## What to do:
Find each line containing the string "filter". Copy it.

## Material provided:
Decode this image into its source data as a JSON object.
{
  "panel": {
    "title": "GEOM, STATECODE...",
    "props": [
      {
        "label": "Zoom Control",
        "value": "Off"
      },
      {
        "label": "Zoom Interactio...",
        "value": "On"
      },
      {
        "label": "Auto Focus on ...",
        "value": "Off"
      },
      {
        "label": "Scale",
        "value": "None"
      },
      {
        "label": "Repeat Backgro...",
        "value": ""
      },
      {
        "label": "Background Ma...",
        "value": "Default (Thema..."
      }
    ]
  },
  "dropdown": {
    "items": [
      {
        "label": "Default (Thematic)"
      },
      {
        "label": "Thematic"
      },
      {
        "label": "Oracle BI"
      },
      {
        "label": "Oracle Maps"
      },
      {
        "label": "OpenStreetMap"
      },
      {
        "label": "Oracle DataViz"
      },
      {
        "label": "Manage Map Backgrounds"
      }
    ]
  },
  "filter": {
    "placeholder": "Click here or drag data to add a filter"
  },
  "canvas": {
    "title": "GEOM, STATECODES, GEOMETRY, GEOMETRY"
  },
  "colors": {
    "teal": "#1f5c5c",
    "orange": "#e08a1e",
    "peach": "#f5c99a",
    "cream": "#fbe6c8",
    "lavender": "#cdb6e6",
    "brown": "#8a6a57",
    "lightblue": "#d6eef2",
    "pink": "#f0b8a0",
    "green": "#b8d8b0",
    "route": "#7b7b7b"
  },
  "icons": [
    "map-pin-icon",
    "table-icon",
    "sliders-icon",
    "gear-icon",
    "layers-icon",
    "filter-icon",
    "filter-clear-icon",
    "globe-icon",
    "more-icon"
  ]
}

## The solution:
  "filter": {
    "placeholder": "Click here or drag data to add a filter"
    "filter-icon",
    "filter-clear-icon",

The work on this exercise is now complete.